Exercise prompt -> Without the images, write out the whole listing exactly.

[Extracts from a graphics dataset]
+ + + + + + +
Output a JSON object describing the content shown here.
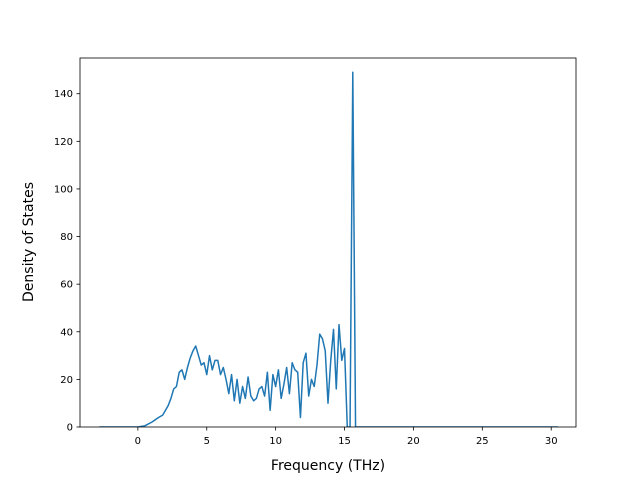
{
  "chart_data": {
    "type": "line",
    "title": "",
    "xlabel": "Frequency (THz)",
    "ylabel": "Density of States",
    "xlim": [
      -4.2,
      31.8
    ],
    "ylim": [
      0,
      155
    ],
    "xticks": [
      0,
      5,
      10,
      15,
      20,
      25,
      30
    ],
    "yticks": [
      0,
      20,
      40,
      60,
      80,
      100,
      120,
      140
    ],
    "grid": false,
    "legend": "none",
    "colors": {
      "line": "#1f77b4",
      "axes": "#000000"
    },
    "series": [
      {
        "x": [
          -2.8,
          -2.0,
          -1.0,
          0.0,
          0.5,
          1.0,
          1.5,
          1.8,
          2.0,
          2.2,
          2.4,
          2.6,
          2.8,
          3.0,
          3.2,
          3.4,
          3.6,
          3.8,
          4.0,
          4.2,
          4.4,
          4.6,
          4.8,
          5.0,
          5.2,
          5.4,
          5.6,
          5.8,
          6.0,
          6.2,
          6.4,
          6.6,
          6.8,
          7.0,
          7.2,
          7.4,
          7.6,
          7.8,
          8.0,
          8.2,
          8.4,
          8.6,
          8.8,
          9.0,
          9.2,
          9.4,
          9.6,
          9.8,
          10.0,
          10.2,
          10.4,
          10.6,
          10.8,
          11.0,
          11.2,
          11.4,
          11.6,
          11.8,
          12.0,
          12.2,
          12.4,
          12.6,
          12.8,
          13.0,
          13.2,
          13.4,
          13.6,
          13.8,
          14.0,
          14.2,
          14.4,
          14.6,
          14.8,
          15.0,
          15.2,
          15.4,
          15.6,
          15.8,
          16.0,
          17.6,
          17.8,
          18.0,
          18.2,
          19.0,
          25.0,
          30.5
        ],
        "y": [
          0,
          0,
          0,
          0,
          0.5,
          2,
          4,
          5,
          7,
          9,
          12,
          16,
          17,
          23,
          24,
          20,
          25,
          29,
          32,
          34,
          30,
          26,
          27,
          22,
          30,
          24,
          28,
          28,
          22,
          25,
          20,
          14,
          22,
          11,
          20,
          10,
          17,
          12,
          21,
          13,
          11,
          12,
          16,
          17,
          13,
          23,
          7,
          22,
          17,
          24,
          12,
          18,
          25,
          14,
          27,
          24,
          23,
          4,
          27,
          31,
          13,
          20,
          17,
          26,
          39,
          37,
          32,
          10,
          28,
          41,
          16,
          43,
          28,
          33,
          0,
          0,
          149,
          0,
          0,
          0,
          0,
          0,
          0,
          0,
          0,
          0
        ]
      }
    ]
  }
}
+ + + + + + +
Completed task ->
Output a JSON object describing the content shown here.
{
  "chart_data": {
    "type": "line",
    "title": "",
    "xlabel": "Frequency (THz)",
    "ylabel": "Density of States",
    "xlim": [
      -4.2,
      31.8
    ],
    "ylim": [
      0,
      155
    ],
    "xticks": [
      0,
      5,
      10,
      15,
      20,
      25,
      30
    ],
    "yticks": [
      0,
      20,
      40,
      60,
      80,
      100,
      120,
      140
    ],
    "grid": false,
    "legend": "none",
    "colors": {
      "line": "#1f77b4",
      "axes": "#000000"
    },
    "series": [
      {
        "x": [
          -2.8,
          -2.0,
          -1.0,
          0.0,
          0.5,
          1.0,
          1.5,
          1.8,
          2.0,
          2.2,
          2.4,
          2.6,
          2.8,
          3.0,
          3.2,
          3.4,
          3.6,
          3.8,
          4.0,
          4.2,
          4.4,
          4.6,
          4.8,
          5.0,
          5.2,
          5.4,
          5.6,
          5.8,
          6.0,
          6.2,
          6.4,
          6.6,
          6.8,
          7.0,
          7.2,
          7.4,
          7.6,
          7.8,
          8.0,
          8.2,
          8.4,
          8.6,
          8.8,
          9.0,
          9.2,
          9.4,
          9.6,
          9.8,
          10.0,
          10.2,
          10.4,
          10.6,
          10.8,
          11.0,
          11.2,
          11.4,
          11.6,
          11.8,
          12.0,
          12.2,
          12.4,
          12.6,
          12.8,
          13.0,
          13.2,
          13.4,
          13.6,
          13.8,
          14.0,
          14.2,
          14.4,
          14.6,
          14.8,
          15.0,
          15.2,
          15.4,
          15.6,
          15.8,
          16.0,
          17.6,
          17.8,
          18.0,
          18.2,
          19.0,
          25.0,
          30.5
        ],
        "y": [
          0,
          0,
          0,
          0,
          0.5,
          2,
          4,
          5,
          7,
          9,
          12,
          16,
          17,
          23,
          24,
          20,
          25,
          29,
          32,
          34,
          30,
          26,
          27,
          22,
          30,
          24,
          28,
          28,
          22,
          25,
          20,
          14,
          22,
          11,
          20,
          10,
          17,
          12,
          21,
          13,
          11,
          12,
          16,
          17,
          13,
          23,
          7,
          22,
          17,
          24,
          12,
          18,
          25,
          14,
          27,
          24,
          23,
          4,
          27,
          31,
          13,
          20,
          17,
          26,
          39,
          37,
          32,
          10,
          28,
          41,
          16,
          43,
          28,
          33,
          0,
          0,
          149,
          0,
          0,
          0,
          0,
          0,
          0,
          0,
          0,
          0
        ]
      }
    ]
  }
}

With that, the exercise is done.